[Document page text data]
....

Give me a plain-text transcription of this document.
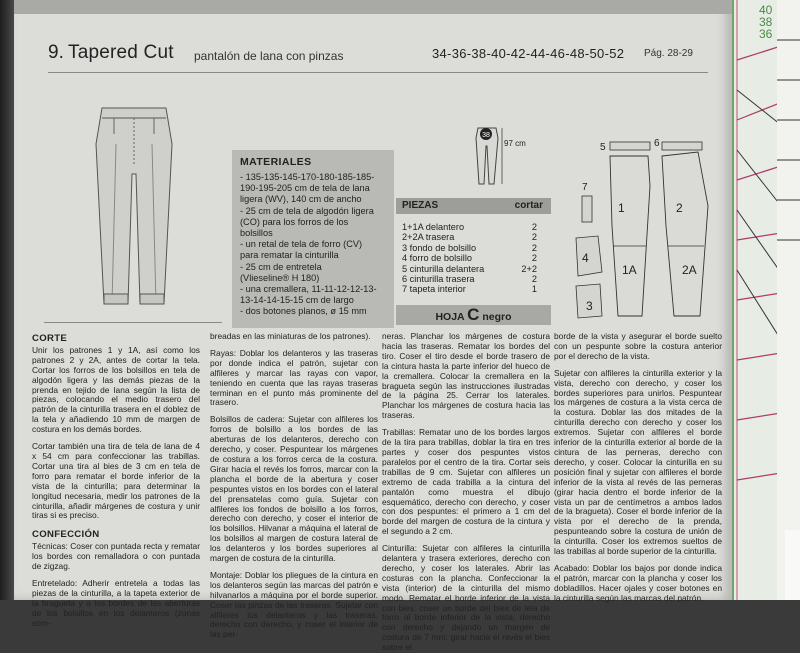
40
38
36
9. Tapered Cut pantalón de lana con pinzas	34-36-38-40-42-44-46-48-50-52 Pág. 28-29
MATERIALES
- 135-135-145-170-180-185-185-
190-195-205 cm de tela de lana
ligera (WV), 140 cm de ancho
- 25 cm de tela de algodón ligera
(CO) para los forros de los
bolsillos
- un retal de tela de forro (CV)
para rematar la cinturilla
- 25 cm de entretela
(Vlieseline® H 180)
- una cremallera, 11-11-12-12-13-
13-14-14-15-15 cm de largo
- dos botones planos, ø 15 mm
38
97 cm
PIEZAS	cortar
1+1A delantero	2
2+2A trasera	2
3 fondo de bolsillo	2
4 forro de bolsillo	2
5 cinturilla delantera	2+2
6 cinturilla trasera	2
7 tapeta interior	1
HOJA C negro
5	6
7
1	2
1A	2A
4
3
CORTE

Unir los patrones 1 y 1A, así como los patrones 2 y 2A, antes de cortar la tela. Cortar los forros de los bolsillos en tela de algodón ligera y las demás piezas de la prenda en tejido de lana según la lista de piezas, colocando el medio trasero del patrón de la cinturilla trasera en el doblez de la tela y añadiendo 10 mm de margen de costura en los demás bordes.

Cortar también una tira de tela de lana de 4 x 54 cm para confeccionar las trabillas. Cortar una tira al bies de 3 cm en tela de forro para rematar el borde inferior de la vista de la cinturilla; para determinar la longitud necesaria, medir los patrones de la cinturilla, añadir márgenes de costura y unir tiras si es preciso.

CONFECCIÓN

Técnicas: Coser con puntada recta y rematar los bordes con remalladora o con puntada de zigzag.

Entretelado: Adherir entretela a todas las piezas de la cinturilla, a la tapeta exterior de la bragueta y a los bordes de las aberturas de los bolsillos en los delanteros (zonas som-

breadas en las miniaturas de los patrones).

Rayas: Doblar los delanteros y las traseras por donde indica el patrón, sujetar con alfileres y marcar las rayas con vapor, teniendo en cuenta que las rayas traseras terminan en el punto más prominente del trasero.

Bolsillos de cadera: Sujetar con alfileres los forros de bolsillo a los bordes de las aberturas de los delanteros, derecho con derecho, y coser. Pespuntear los márgenes de costura a los forros cerca de la costura. Girar hacia el revés los forros, marcar con la plancha el borde de la abertura y coser pespuntes vistos en los bordes con el lateral del prensatelas como guía. Sujetar con alfileres los fondos de bolsillo a los forros, derecho con derecho, y coser el interior de los bolsillos. Hilvanar a máquina el lateral de los bolsillos al margen de costura lateral de los delanteros y los bordes superiores al margen de costura de la cinturilla.

Montaje: Doblar los pliegues de la cintura en los delanteros según las marcas del patrón e hilvanarlos a máquina por el borde superior. Coser las pinzas de las traseras. Sujetar con alfileres los delanteros y las traseras, derecho con derecho, y coser el interior de las per-

neras. Planchar los márgenes de costura hacia las traseras. Rematar los bordes del tiro. Coser el tiro desde el borde trasero de la cintura hasta la parte inferior del hueco de la cremallera. Colocar la cremallera en la bragueta según las instrucciones ilustradas de la página 25. Cerrar los laterales. Planchar los márgenes de costura hacia las traseras.

Trabillas: Rematar uno de los bordes largos de la tira para trabillas, doblar la tira en tres partes y coser dos pespuntes vistos paralelos por el centro de la tira. Cortar seis trabillas de 9 cm. Sujetar con alfileres un extremo de cada trabilla a la cintura del pantalón como muestra el dibujo esquemático, derecho con derecho, y coser con dos pespuntes: el primero a 1 cm del borde del margen de costura de la cintura y el segundo a 2 cm.

Cinturilla: Sujetar con alfileres la cinturilla delantera y trasera exteriores, derecho con derecho, y coser los laterales. Abrir las costuras con la plancha. Confeccionar la vista (interior) de la cinturilla del mismo modo. Rematar el borde inferior de la vista con bies: coser un borde del bies de tela de forro al borde inferior de la vista, derecho con derecho y dejando un margen de costura de 7 mm; girar hacia el revés el bies sobre el

borde de la vista y asegurar el borde suelto con un pespunte sobre la costura anterior por el derecho de la vista.

Sujetar con alfileres la cinturilla exterior y la vista, derecho con derecho, y coser los bordes superiores para unirlos. Pespuntear los márgenes de costura a la vista cerca de la costura. Doblar las dos mitades de la cinturilla derecho con derecho y coser los extremos. Sujetar con alfileres el borde inferior de la cinturilla exterior al borde de la cintura de las perneras, derecho con derecho, y coser. Colocar la cinturilla en su posición final y sujetar con alfileres el borde inferior de la vista al revés de las perneras (girar hacia dentro el borde inferior de la vista un par de centímetros a ambos lados de la bragueta). Coser el borde inferior de la vista por el derecho de la prenda, pespunteando sobre la costura de unión de la cinturilla. Coser los extremos sueltos de las trabillas al borde superior de la cinturilla.

Acabado: Doblar los bajos por donde indica el patrón, marcar con la plancha y coser los dobladillos. Hacer ojales y coser botones en la cinturilla según las marcas del patrón.
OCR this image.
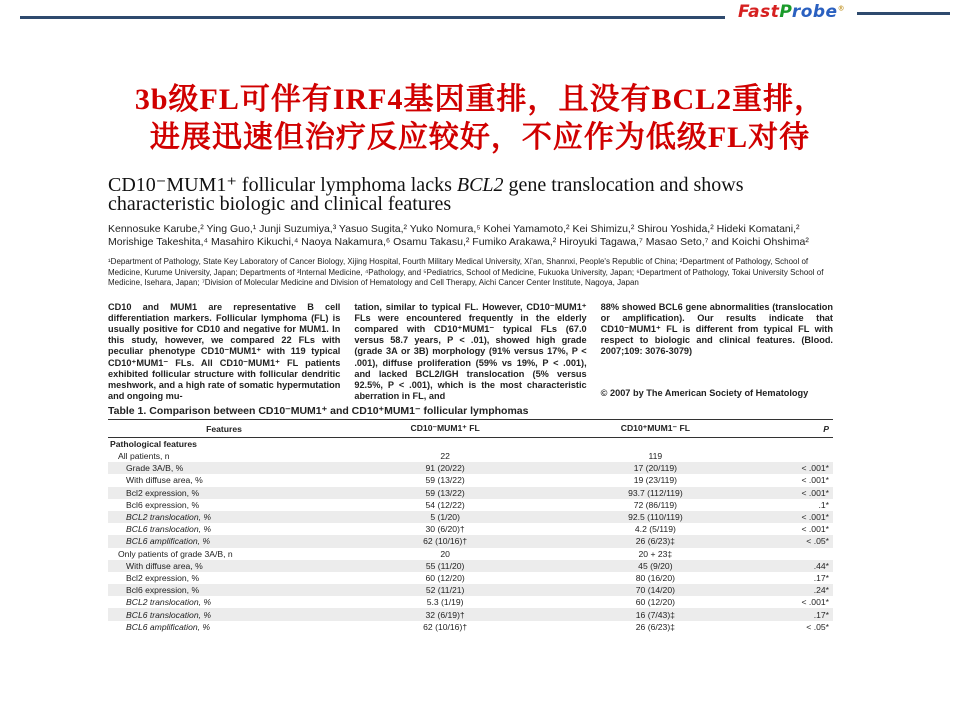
FastProbe®
3b级FL可伴有IRF4基因重排，且没有BCL2重排，
进展迅速但治疗反应较好，不应作为低级FL对待
CD10⁻MUM1⁺ follicular lymphoma lacks BCL2 gene translocation and shows characteristic biologic and clinical features
Kennosuke Karube,² Ying Guo,¹ Junji Suzumiya,³ Yasuo Sugita,² Yuko Nomura,⁵ Kohei Yamamoto,² Kei Shimizu,² Shirou Yoshida,² Hideki Komatani,² Morishige Takeshita,⁴ Masahiro Kikuchi,⁴ Naoya Nakamura,⁶ Osamu Takasu,² Fumiko Arakawa,² Hiroyuki Tagawa,⁷ Masao Seto,⁷ and Koichi Ohshima²
¹Department of Pathology, State Key Laboratory of Cancer Biology, Xijing Hospital, Fourth Military Medical University, Xi'an, Shannxi, People's Republic of China; ²Department of Pathology, School of Medicine, Kurume University, Japan; Departments of ³Internal Medicine, ⁴Pathology, and ⁵Pediatrics, School of Medicine, Fukuoka University, Japan; ⁶Department of Pathology, Tokai University School of Medicine, Isehara, Japan; ⁷Division of Molecular Medicine and Division of Hematology and Cell Therapy, Aichi Cancer Center Institute, Nagoya, Japan
CD10 and MUM1 are representative B cell differentiation markers. Follicular lymphoma (FL) is usually positive for CD10 and negative for MUM1. In this study, however, we compared 22 FLs with peculiar phenotype CD10⁻MUM1⁺ with 119 typical CD10⁺MUM1⁻ FLs. All CD10⁻MUM1⁺ FL patients exhibited follicular structure with follicular dendritic meshwork, and a high rate of somatic hypermutation and ongoing mu-
tation, similar to typical FL. However, CD10⁻MUM1⁺ FLs were encountered frequently in the elderly compared with CD10⁺MUM1⁻ typical FLs (67.0 versus 58.7 years, P < .01), showed high grade (grade 3A or 3B) morphology (91% versus 17%, P < .001), diffuse proliferation (59% vs 19%, P < .001), and lacked BCL2/IGH translocation (5% versus 92.5%, P < .001), which is the most characteristic aberration in FL, and
88% showed BCL6 gene abnormalities (translocation or amplification). Our results indicate that CD10⁻MUM1⁺ FL is different from typical FL with respect to biologic and clinical features. (Blood. 2007;109: 3076-3079)

© 2007 by The American Society of Hematology

Table 1. Comparison between CD10⁻MUM1⁺ and CD10⁺MUM1⁻ follicular lymphomas
Features	CD10⁻MUM1⁺ FL	CD10⁺MUM1⁻ FL	P
Pathological features			
All patients, n	22	119	
Grade 3A/B, %	91 (20/22)	17 (20/119)	< .001*
With diffuse area, %	59 (13/22)	19 (23/119)	< .001*
Bcl2 expression, %	59 (13/22)	93.7 (112/119)	< .001*
Bcl6 expression, %	54 (12/22)	72 (86/119)	.1*
BCL2 translocation, %	5 (1/20)	92.5 (110/119)	< .001*
BCL6 translocation, %	30 (6/20)†	4.2 (5/119)	< .001*
BCL6 amplification, %	62 (10/16)†	26 (6/23)‡	< .05*
Only patients of grade 3A/B, n	20	20 + 23‡	
With diffuse area, %	55 (11/20)	45 (9/20)	.44*
Bcl2 expression, %	60 (12/20)	80 (16/20)	.17*
Bcl6 expression, %	52 (11/21)	70 (14/20)	.24*
BCL2 translocation, %	5.3 (1/19)	60 (12/20)	< .001*
BCL6 translocation, %	32 (6/19)†	16 (7/43)‡	.17*
BCL6 amplification, %	62 (10/16)†	26 (6/23)‡	< .05*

....

Search the entries for the word "expression" and copy every line that has it.

RESPONSE TO THE EXERCISE »
Bcl2 expression, %	59 (13/22)	93.7 (112/119)	< .001*
Bcl6 expression, %	54 (12/22)	72 (86/119)	.1*
Bcl2 expression, %	60 (12/20)	80 (16/20)	.17*
Bcl6 expression, %	52 (11/21)	70 (14/20)	.24*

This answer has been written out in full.